Problem requirements: Set down all of the entries word for word, omitting the images they contain.

Provided material:
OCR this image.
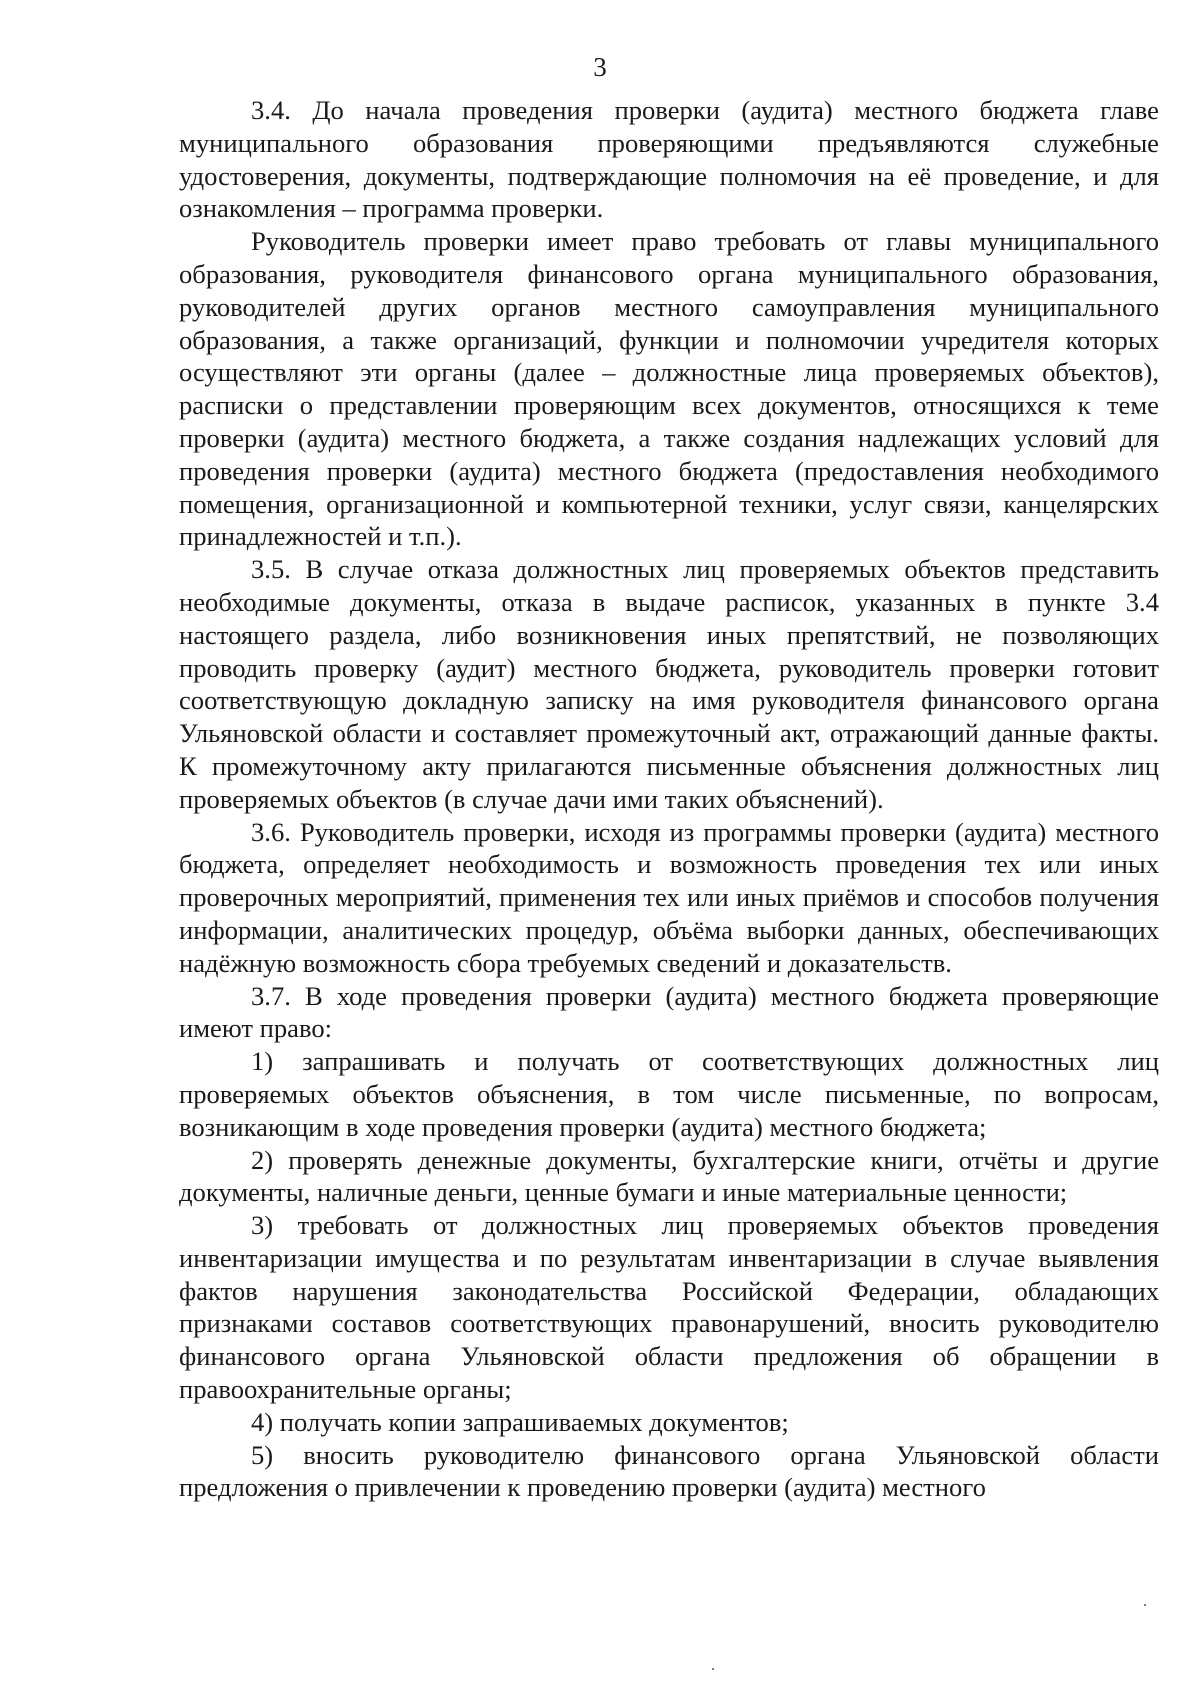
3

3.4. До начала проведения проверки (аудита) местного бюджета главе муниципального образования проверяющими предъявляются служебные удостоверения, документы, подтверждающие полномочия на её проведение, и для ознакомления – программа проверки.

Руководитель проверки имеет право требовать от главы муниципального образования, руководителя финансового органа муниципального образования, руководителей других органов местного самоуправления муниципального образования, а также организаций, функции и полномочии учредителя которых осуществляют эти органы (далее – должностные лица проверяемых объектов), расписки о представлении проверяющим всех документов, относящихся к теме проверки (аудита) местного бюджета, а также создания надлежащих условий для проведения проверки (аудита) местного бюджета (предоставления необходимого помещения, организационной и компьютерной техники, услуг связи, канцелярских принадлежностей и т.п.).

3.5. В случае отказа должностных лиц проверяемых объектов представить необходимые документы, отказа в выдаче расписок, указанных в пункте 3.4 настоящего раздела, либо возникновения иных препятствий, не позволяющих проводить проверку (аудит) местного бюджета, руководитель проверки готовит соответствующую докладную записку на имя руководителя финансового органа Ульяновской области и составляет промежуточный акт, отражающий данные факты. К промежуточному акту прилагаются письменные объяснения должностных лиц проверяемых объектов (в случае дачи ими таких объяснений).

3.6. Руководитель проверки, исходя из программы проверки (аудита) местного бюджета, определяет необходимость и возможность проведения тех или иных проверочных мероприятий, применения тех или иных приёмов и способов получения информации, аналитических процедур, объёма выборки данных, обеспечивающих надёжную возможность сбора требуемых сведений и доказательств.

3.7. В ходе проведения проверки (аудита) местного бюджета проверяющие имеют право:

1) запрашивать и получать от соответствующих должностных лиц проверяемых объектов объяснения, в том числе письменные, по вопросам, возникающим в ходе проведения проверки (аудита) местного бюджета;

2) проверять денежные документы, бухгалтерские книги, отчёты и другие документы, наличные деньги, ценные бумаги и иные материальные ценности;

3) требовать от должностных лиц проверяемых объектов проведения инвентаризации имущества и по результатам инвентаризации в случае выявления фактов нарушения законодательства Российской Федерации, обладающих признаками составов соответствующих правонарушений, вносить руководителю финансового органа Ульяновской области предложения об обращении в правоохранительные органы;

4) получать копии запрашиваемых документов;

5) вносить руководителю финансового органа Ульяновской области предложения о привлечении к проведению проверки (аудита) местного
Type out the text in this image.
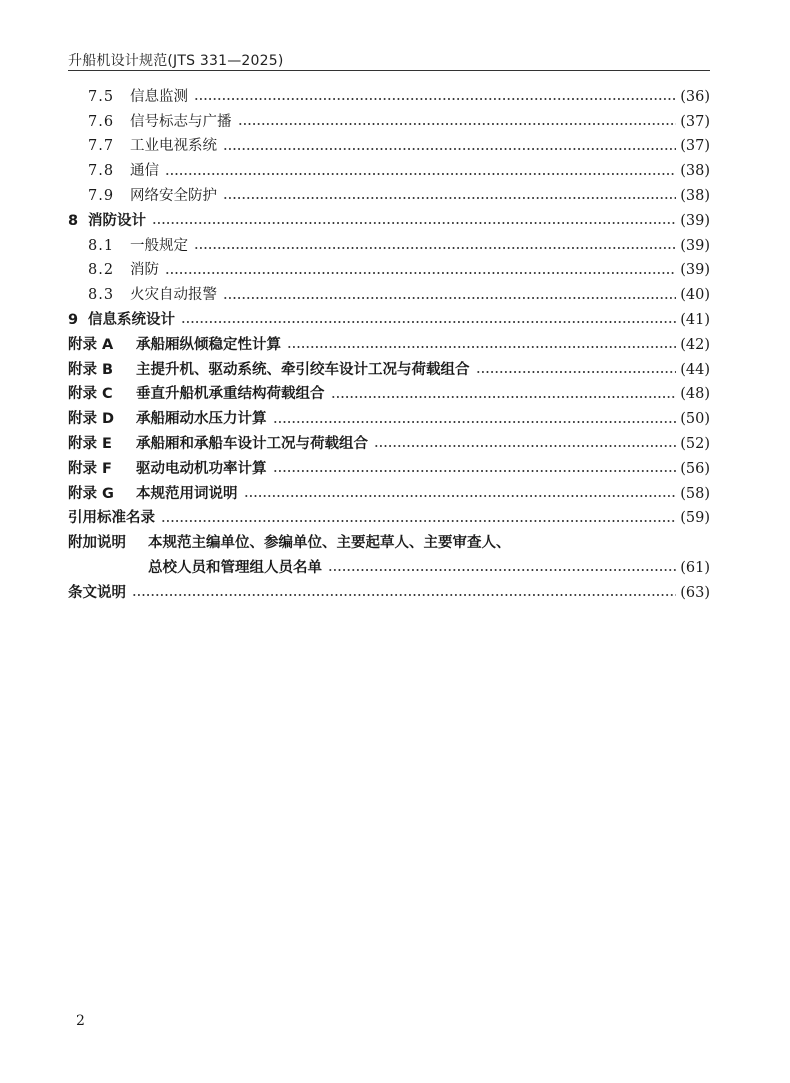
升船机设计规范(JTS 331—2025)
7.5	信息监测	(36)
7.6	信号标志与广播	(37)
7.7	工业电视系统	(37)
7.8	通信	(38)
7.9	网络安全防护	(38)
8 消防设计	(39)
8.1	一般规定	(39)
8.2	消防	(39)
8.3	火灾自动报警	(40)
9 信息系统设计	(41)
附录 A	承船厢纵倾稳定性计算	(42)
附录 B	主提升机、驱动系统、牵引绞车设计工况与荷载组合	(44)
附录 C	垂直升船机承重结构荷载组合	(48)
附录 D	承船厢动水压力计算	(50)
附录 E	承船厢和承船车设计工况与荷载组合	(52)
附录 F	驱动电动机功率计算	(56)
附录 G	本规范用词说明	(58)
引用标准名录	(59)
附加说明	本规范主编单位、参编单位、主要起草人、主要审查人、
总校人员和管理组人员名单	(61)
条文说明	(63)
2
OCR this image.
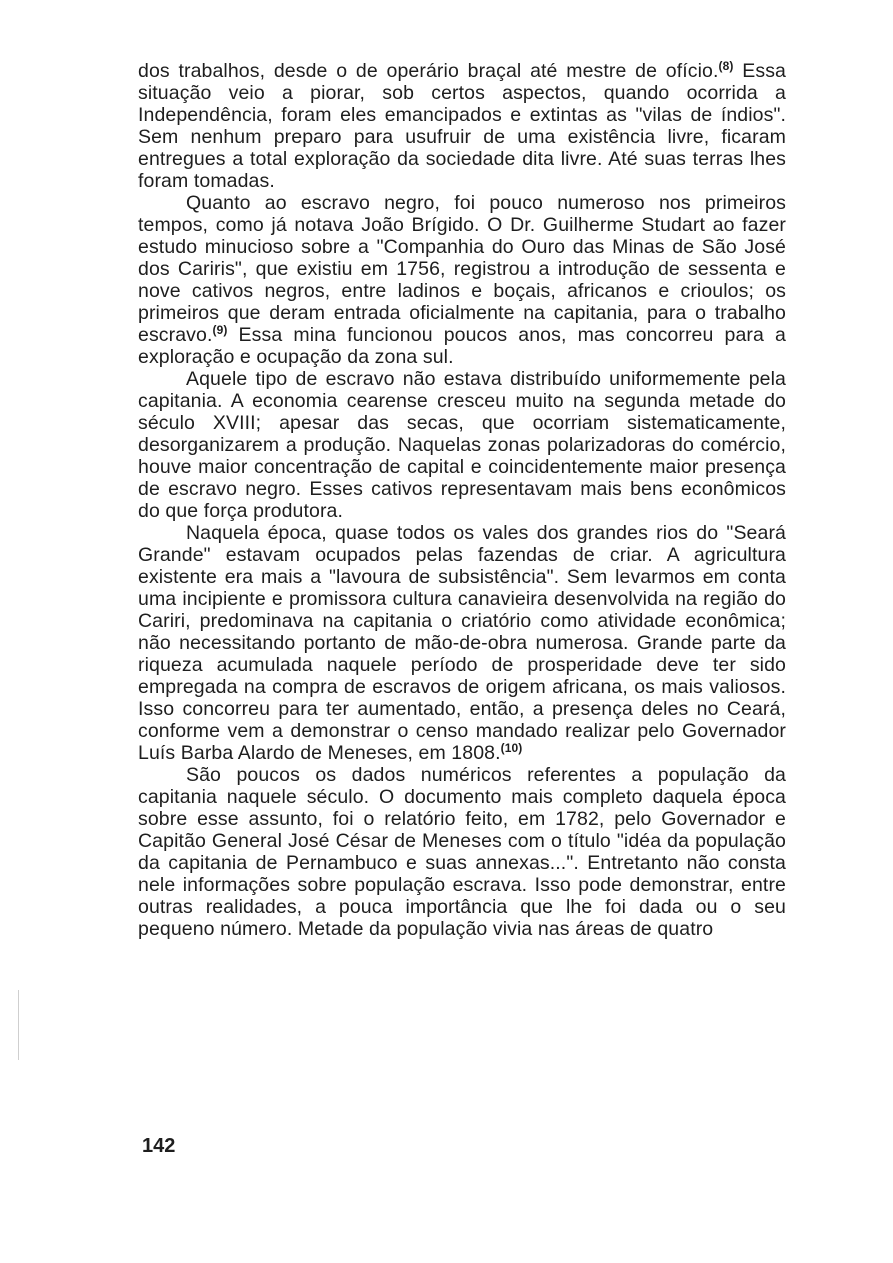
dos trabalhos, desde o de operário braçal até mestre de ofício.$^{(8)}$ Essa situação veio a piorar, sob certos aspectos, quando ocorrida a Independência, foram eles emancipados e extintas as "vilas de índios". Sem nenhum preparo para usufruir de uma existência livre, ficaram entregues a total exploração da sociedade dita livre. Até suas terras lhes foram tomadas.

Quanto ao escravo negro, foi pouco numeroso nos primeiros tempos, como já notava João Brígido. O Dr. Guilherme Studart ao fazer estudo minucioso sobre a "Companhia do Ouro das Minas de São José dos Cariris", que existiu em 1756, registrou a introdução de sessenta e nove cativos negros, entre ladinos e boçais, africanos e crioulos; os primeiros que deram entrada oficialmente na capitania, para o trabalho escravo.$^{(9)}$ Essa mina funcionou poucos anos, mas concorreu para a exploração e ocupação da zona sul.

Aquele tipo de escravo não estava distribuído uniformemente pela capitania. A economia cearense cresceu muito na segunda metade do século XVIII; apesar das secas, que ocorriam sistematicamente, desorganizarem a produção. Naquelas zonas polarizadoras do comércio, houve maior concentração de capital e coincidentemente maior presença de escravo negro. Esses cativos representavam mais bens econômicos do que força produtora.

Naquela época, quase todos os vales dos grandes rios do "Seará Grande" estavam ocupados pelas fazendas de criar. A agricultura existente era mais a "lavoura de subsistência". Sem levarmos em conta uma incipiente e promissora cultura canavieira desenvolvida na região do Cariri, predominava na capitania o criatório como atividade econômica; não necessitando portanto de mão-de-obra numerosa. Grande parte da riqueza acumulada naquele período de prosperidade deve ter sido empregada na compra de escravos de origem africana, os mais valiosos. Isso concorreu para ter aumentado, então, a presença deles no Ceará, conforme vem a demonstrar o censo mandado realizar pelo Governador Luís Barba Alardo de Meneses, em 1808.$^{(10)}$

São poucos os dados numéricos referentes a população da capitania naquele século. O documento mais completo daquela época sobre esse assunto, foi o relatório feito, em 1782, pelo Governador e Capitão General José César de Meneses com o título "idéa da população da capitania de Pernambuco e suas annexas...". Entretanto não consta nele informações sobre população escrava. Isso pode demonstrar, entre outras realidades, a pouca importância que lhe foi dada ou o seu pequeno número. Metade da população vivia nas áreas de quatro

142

Solution for this problem:
OCR this image.
3

3.4. До начала проведения проверки (аудита) местного бюджета главе муниципального образования проверяющими предъявляются служебные удостоверения, документы, подтверждающие полномочия на её проведение, и для ознакомления – программа проверки.

Руководитель проверки имеет право требовать от главы муниципального образования, руководителя финансового органа муниципального образования, руководителей других органов местного самоуправления муниципального образования, а также организаций, функции и полномочии учредителя которых осуществляют эти органы (далее – должностные лица проверяемых объектов), расписки о представлении проверяющим всех документов, относящихся к теме проверки (аудита) местного бюджета, а также создания надлежащих условий для проведения проверки (аудита) местного бюджета (предоставления необходимого помещения, организационной и компьютерной техники, услуг связи, канцелярских принадлежностей и т.п.).

3.5. В случае отказа должностных лиц проверяемых объектов представить необходимые документы, отказа в выдаче расписок, указанных в пункте 3.4 настоящего раздела, либо возникновения иных препятствий, не позволяющих проводить проверку (аудит) местного бюджета, руководитель проверки готовит соответствующую докладную записку на имя руководителя финансового органа Ульяновской области и составляет промежуточный акт, отражающий данные факты. К промежуточному акту прилагаются письменные объяснения должностных лиц проверяемых объектов (в случае дачи ими таких объяснений).

3.6. Руководитель проверки, исходя из программы проверки (аудита) местного бюджета, определяет необходимость и возможность проведения тех или иных проверочных мероприятий, применения тех или иных приёмов и способов получения информации, аналитических процедур, объёма выборки данных, обеспечивающих надёжную возможность сбора требуемых сведений и доказательств.

3.7. В ходе проведения проверки (аудита) местного бюджета проверяющие имеют право:

1) запрашивать и получать от соответствующих должностных лиц проверяемых объектов объяснения, в том числе письменные, по вопросам, возникающим в ходе проведения проверки (аудита) местного бюджета;

2) проверять денежные документы, бухгалтерские книги, отчёты и другие документы, наличные деньги, ценные бумаги и иные материальные ценности;

3) требовать от должностных лиц проверяемых объектов проведения инвентаризации имущества и по результатам инвентаризации в случае выявления фактов нарушения законодательства Российской Федерации, обладающих признаками составов соответствующих правонарушений, вносить руководителю финансового органа Ульяновской области предложения об обращении в правоохранительные органы;

4) получать копии запрашиваемых документов;

5) вносить руководителю финансового органа Ульяновской области предложения о привлечении к проведению проверки (аудита) местного
Type out the text in this image.
升船机设计规范(JTS 331—2025)
7.5	信息监测	(36)
7.6	信号标志与广播	(37)
7.7	工业电视系统	(37)
7.8	通信	(38)
7.9	网络安全防护	(38)
8 消防设计	(39)
8.1	一般规定	(39)
8.2	消防	(39)
8.3	火灾自动报警	(40)
9 信息系统设计	(41)
附录 A	承船厢纵倾稳定性计算	(42)
附录 B	主提升机、驱动系统、牵引绞车设计工况与荷载组合	(44)
附录 C	垂直升船机承重结构荷载组合	(48)
附录 D	承船厢动水压力计算	(50)
附录 E	承船厢和承船车设计工况与荷载组合	(52)
附录 F	驱动电动机功率计算	(56)
附录 G	本规范用词说明	(58)
引用标准名录	(59)
附加说明	本规范主编单位、参编单位、主要起草人、主要审查人、
总校人员和管理组人员名单	(61)
条文说明	(63)
2
OCR this image.
dos trabalhos, desde o de operário braçal até mestre de ofício.$^{(8)}$ Essa situação veio a piorar, sob certos aspectos, quando ocorrida a Independência, foram eles emancipados e extintas as "vilas de índios". Sem nenhum preparo para usufruir de uma existência livre, ficaram entregues a total exploração da sociedade dita livre. Até suas terras lhes foram tomadas.

Quanto ao escravo negro, foi pouco numeroso nos primeiros tempos, como já notava João Brígido. O Dr. Guilherme Studart ao fazer estudo minucioso sobre a "Companhia do Ouro das Minas de São José dos Cariris", que existiu em 1756, registrou a introdução de sessenta e nove cativos negros, entre ladinos e boçais, africanos e crioulos; os primeiros que deram entrada oficialmente na capitania, para o trabalho escravo.$^{(9)}$ Essa mina funcionou poucos anos, mas concorreu para a exploração e ocupação da zona sul.

Aquele tipo de escravo não estava distribuído uniformemente pela capitania. A economia cearense cresceu muito na segunda metade do século XVIII; apesar das secas, que ocorriam sistematicamente, desorganizarem a produção. Naquelas zonas polarizadoras do comércio, houve maior concentração de capital e coincidentemente maior presença de escravo negro. Esses cativos representavam mais bens econômicos do que força produtora.

Naquela época, quase todos os vales dos grandes rios do "Seará Grande" estavam ocupados pelas fazendas de criar. A agricultura existente era mais a "lavoura de subsistência". Sem levarmos em conta uma incipiente e promissora cultura canavieira desenvolvida na região do Cariri, predominava na capitania o criatório como atividade econômica; não necessitando portanto de mão-de-obra numerosa. Grande parte da riqueza acumulada naquele período de prosperidade deve ter sido empregada na compra de escravos de origem africana, os mais valiosos. Isso concorreu para ter aumentado, então, a presença deles no Ceará, conforme vem a demonstrar o censo mandado realizar pelo Governador Luís Barba Alardo de Meneses, em 1808.$^{(10)}$

São poucos os dados numéricos referentes a população da capitania naquele século. O documento mais completo daquela época sobre esse assunto, foi o relatório feito, em 1782, pelo Governador e Capitão General José César de Meneses com o título "idéa da população da capitania de Pernambuco e suas annexas...". Entretanto não consta nele informações sobre população escrava. Isso pode demonstrar, entre outras realidades, a pouca importância que lhe foi dada ou o seu pequeno número. Metade da população vivia nas áreas de quatro

142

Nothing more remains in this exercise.